[Dataset items]
-- BEGIN --

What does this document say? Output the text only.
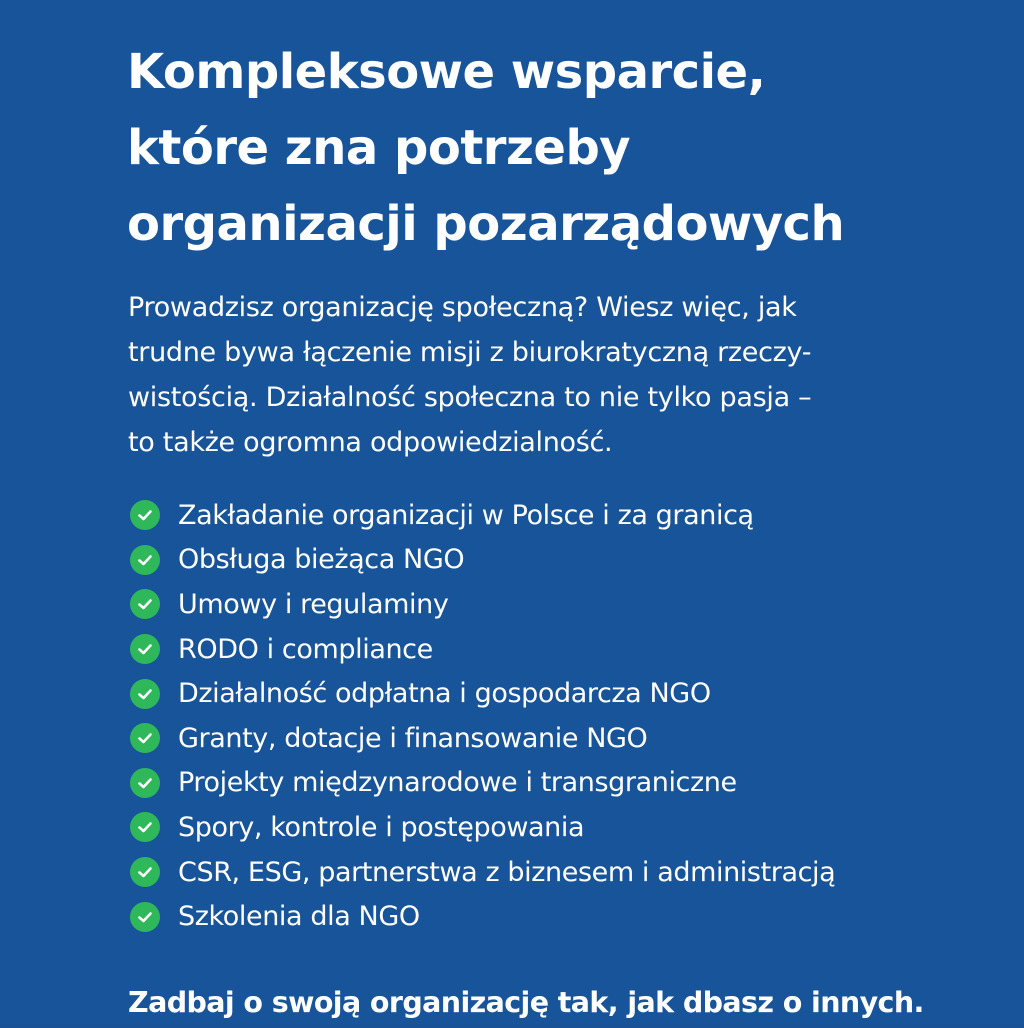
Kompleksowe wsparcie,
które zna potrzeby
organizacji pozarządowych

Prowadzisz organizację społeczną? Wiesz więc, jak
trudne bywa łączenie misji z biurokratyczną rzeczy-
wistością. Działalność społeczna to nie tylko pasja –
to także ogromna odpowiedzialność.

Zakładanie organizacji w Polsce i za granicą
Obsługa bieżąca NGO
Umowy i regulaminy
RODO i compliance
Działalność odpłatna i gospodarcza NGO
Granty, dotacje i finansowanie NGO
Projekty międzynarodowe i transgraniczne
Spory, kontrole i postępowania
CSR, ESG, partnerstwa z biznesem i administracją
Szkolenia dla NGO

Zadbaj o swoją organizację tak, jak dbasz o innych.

-- END --
-- BEGIN --

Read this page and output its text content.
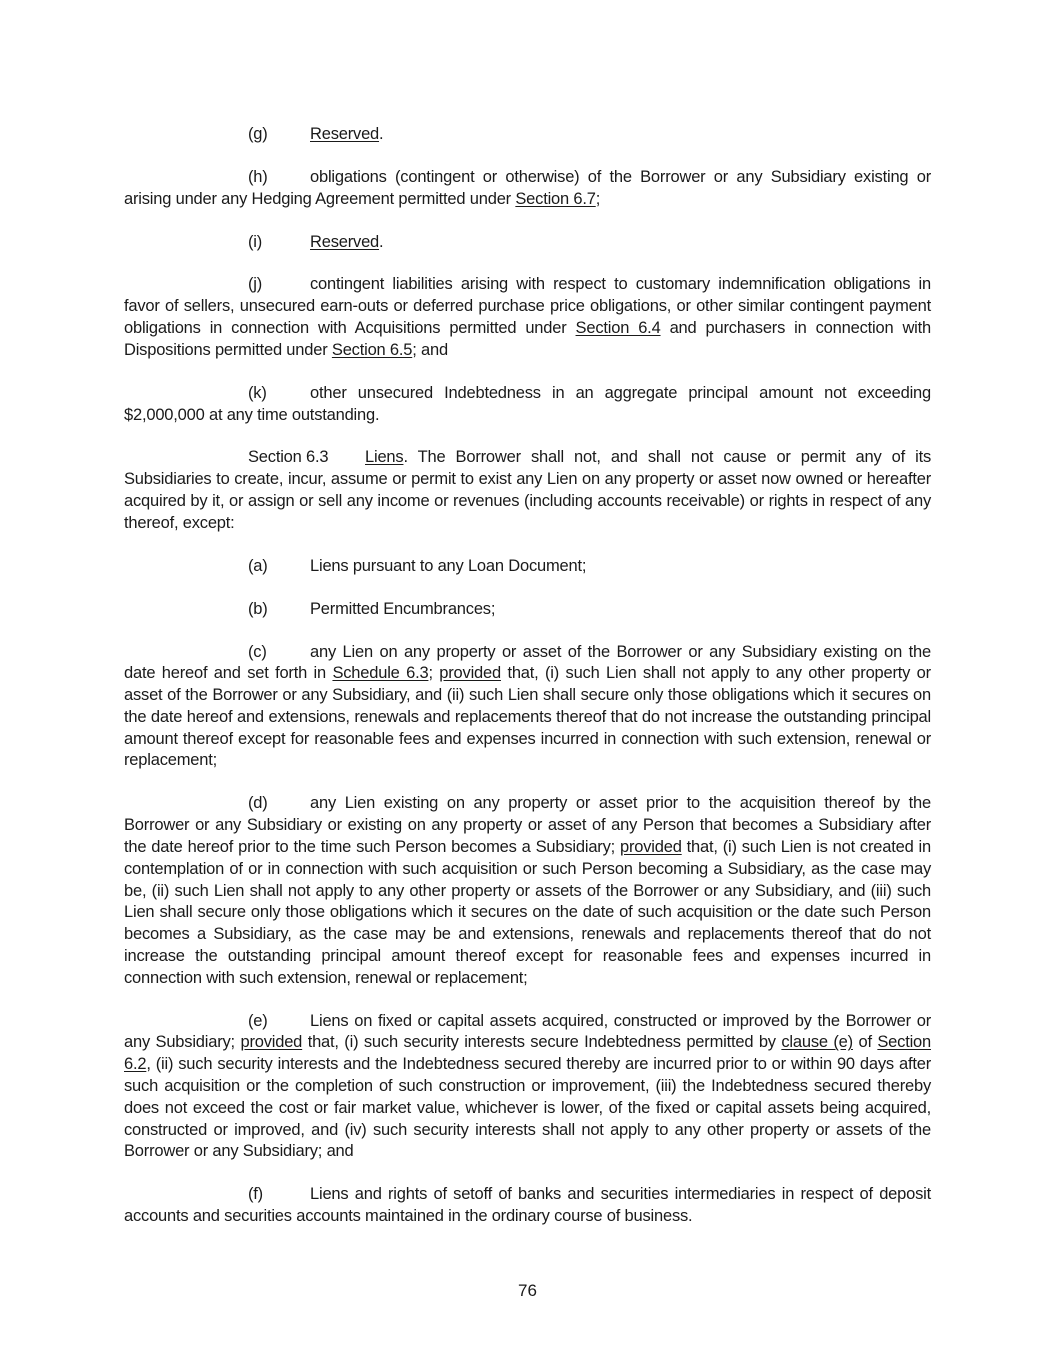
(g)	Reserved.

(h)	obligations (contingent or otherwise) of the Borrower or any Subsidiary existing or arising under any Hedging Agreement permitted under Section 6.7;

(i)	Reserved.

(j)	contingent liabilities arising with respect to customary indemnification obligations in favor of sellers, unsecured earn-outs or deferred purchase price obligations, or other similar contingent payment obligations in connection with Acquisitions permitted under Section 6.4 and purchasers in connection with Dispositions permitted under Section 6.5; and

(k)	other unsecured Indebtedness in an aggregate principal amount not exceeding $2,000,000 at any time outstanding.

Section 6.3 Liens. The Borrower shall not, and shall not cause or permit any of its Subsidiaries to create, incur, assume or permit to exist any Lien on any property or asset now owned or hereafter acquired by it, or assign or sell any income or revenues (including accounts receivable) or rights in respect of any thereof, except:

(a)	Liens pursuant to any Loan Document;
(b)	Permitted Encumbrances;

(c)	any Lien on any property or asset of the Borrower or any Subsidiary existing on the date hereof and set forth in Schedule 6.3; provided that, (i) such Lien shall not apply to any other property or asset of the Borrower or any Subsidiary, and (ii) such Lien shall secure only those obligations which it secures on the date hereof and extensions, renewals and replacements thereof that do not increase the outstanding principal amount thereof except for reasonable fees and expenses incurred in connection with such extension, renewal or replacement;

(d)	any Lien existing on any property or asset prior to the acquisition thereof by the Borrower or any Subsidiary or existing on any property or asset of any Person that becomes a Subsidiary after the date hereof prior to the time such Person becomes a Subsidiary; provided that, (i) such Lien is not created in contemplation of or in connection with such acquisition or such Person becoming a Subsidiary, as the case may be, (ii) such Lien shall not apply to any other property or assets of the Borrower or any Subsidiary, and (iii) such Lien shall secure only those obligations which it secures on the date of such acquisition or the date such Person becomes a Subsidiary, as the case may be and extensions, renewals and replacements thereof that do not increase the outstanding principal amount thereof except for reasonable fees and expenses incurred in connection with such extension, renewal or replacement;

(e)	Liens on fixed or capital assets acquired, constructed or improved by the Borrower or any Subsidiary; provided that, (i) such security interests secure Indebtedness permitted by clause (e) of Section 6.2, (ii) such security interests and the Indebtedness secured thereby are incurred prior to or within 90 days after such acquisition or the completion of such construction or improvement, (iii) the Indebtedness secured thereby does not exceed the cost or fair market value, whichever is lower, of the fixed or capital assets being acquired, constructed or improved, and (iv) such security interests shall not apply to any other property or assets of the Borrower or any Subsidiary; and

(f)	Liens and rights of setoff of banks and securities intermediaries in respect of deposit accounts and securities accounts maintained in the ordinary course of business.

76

-- END --

▶ Required task: Note every line above where the string "Działalność" shows up, and copy those lines.

▶ Expected answer:
wistością. Działalność społeczna to nie tylko pasja –
Działalność odpłatna i gospodarcza NGO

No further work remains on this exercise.